** BEGIN Available data **
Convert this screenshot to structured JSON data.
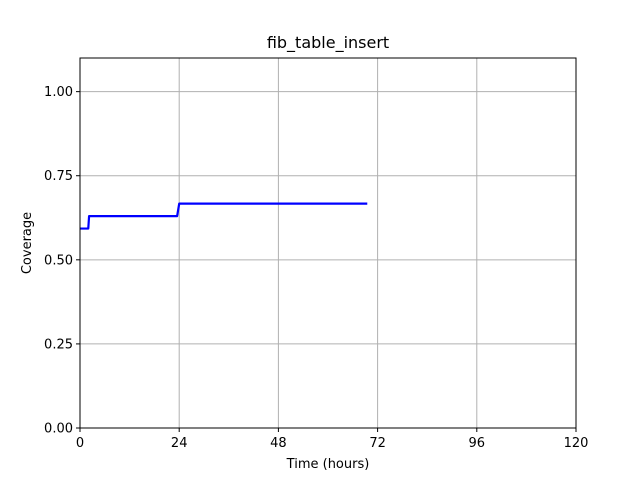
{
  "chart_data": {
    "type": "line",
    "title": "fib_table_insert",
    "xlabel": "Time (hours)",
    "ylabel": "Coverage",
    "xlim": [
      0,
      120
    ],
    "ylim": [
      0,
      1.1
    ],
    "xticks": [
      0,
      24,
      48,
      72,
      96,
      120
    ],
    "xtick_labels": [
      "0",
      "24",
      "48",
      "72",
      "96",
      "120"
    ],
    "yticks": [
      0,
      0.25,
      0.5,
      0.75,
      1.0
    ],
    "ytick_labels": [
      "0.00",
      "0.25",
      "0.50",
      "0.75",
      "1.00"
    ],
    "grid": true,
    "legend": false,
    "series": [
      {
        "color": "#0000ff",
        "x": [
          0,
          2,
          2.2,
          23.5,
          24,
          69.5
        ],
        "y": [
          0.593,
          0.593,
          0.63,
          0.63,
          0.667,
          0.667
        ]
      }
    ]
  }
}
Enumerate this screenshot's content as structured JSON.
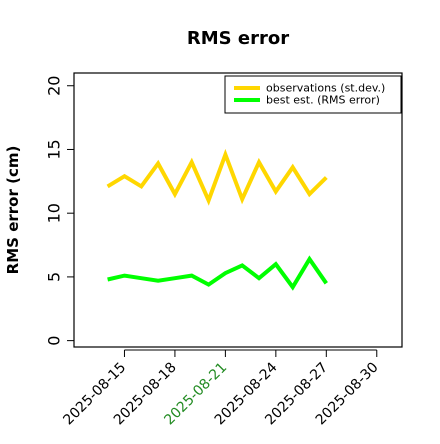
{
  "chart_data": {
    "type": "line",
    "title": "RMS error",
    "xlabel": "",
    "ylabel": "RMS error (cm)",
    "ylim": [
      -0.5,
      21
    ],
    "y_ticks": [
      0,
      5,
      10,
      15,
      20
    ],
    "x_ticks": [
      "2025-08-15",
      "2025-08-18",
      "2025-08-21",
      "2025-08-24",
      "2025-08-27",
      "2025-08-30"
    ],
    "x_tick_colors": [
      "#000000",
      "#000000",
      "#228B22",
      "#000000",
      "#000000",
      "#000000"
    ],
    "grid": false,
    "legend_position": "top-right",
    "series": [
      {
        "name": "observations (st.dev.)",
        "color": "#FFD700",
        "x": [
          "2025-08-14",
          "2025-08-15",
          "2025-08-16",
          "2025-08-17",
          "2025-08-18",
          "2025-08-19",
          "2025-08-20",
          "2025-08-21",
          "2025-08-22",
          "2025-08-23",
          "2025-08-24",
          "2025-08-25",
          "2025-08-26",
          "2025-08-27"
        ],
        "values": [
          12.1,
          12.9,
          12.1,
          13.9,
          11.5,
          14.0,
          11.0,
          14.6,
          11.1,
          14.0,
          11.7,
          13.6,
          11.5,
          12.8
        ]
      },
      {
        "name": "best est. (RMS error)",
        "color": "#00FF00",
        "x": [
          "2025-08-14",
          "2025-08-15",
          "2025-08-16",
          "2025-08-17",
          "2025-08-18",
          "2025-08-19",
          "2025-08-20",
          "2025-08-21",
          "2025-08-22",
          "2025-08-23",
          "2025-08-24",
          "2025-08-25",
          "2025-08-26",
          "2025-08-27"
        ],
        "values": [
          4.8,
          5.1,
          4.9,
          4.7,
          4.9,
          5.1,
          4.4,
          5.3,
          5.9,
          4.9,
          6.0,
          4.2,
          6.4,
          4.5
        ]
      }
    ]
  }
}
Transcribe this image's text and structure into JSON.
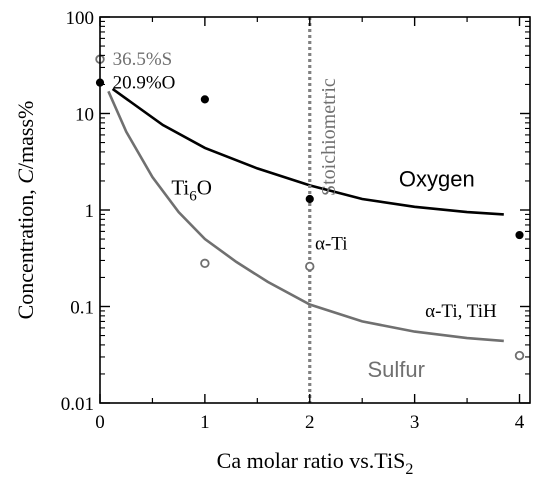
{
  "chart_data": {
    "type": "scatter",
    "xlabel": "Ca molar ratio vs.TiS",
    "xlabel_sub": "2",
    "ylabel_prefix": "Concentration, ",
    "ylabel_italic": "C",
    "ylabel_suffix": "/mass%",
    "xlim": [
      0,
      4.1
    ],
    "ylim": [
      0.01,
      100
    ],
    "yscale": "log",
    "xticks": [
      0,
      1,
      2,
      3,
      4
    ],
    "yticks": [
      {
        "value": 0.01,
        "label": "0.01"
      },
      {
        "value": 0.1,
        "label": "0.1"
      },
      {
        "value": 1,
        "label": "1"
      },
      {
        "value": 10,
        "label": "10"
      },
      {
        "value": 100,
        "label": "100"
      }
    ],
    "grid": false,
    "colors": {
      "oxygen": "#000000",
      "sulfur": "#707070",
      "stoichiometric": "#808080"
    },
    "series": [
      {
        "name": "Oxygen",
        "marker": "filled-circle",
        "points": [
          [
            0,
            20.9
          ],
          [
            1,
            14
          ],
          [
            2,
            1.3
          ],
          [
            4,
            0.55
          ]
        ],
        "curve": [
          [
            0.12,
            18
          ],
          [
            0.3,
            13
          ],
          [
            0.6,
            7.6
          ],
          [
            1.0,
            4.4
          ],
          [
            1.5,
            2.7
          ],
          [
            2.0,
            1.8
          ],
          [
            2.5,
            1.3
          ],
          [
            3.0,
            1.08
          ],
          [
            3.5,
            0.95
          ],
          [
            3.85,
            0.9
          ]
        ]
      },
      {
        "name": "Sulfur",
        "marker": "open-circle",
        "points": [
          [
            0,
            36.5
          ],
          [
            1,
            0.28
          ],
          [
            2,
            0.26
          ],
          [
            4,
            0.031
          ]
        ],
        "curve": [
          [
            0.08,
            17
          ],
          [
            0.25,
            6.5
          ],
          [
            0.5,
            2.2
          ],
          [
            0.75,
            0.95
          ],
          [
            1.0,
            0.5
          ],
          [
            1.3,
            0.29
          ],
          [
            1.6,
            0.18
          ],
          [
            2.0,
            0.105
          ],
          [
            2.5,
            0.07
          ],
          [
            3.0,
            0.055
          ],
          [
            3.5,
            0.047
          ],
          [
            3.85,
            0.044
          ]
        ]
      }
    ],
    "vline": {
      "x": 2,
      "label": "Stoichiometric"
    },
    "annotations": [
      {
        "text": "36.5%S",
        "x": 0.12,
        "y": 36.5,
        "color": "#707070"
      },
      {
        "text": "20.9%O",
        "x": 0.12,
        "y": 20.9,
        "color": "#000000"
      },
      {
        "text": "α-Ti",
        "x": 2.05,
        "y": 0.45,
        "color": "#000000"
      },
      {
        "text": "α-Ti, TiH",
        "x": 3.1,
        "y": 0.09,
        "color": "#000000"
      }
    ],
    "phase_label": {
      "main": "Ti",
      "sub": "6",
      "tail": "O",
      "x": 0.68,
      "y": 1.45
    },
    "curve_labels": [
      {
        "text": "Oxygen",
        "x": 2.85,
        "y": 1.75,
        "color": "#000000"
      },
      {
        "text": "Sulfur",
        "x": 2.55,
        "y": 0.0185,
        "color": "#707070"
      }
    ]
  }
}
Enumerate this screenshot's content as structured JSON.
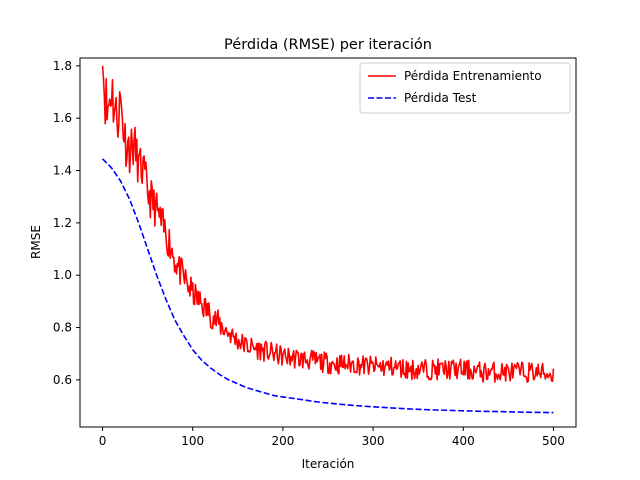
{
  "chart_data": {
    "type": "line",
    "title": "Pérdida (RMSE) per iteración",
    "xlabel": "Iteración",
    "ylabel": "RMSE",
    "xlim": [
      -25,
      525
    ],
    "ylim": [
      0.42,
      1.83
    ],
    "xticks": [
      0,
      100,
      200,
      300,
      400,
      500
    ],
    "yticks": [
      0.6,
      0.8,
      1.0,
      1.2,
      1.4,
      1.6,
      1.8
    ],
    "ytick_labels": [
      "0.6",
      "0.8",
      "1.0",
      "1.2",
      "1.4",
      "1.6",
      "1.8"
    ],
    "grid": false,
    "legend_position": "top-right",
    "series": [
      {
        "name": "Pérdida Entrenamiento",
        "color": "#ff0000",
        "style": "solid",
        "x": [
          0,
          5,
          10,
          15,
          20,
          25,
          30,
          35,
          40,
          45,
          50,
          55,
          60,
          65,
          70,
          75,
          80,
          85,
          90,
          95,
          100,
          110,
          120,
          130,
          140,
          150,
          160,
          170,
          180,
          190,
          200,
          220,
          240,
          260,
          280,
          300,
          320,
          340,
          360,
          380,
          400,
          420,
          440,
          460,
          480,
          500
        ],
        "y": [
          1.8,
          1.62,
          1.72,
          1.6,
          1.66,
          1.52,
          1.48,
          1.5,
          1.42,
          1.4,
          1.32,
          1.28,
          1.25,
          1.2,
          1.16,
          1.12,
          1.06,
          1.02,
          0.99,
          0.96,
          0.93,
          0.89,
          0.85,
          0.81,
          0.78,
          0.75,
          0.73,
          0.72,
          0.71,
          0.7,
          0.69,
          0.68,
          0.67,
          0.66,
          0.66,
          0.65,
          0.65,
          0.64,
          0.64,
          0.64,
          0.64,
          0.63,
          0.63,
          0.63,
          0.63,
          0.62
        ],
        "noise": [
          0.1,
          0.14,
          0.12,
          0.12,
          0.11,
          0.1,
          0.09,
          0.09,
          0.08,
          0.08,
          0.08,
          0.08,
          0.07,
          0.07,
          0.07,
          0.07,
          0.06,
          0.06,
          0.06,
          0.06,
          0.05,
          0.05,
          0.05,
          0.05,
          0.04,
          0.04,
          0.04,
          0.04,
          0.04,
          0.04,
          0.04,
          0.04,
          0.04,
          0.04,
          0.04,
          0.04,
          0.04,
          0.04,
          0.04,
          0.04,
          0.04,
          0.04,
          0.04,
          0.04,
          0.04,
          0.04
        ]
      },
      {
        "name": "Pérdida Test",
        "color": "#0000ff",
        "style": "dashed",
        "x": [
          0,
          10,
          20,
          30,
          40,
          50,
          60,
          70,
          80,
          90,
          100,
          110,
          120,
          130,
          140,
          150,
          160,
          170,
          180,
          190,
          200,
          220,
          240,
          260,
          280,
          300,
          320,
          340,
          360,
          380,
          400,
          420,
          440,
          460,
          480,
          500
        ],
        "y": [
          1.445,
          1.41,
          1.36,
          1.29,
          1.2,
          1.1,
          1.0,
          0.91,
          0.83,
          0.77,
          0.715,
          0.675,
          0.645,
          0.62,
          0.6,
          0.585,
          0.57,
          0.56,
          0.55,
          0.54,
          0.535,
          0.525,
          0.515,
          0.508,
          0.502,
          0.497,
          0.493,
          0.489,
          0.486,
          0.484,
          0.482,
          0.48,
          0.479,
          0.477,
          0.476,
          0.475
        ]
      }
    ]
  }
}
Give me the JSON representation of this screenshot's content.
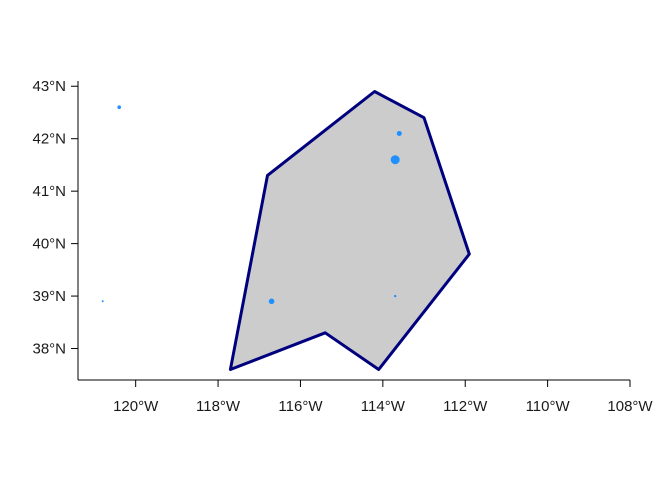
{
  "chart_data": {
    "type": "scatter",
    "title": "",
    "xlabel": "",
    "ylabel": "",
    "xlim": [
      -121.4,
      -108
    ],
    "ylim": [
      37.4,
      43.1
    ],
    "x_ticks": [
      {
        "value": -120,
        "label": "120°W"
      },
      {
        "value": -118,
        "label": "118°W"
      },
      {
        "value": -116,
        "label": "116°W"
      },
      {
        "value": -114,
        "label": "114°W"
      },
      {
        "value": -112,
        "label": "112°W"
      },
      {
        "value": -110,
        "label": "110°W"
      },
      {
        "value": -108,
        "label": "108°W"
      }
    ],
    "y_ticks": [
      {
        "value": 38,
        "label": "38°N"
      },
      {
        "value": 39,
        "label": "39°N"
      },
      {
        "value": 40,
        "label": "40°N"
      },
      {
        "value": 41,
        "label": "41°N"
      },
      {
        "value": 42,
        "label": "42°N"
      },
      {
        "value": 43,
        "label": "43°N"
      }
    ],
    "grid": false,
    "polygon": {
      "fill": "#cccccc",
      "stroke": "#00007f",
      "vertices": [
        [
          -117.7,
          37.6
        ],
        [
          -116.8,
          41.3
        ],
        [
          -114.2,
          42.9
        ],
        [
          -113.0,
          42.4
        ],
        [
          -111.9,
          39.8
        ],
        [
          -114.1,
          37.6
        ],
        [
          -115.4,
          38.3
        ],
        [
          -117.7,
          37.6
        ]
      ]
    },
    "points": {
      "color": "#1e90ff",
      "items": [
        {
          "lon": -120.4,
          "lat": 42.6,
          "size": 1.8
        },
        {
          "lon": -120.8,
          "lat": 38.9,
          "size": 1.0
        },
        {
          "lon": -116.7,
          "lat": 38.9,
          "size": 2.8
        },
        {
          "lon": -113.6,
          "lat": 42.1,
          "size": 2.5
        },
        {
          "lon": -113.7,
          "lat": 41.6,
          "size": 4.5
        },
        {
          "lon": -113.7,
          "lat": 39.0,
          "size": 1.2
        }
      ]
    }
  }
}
** END Available data **
◆ Exercise
Copy every line in the records above that contains the word "circle".

◆ Exercise result
        "marker": "filled-circle",
        "marker": "open-circle",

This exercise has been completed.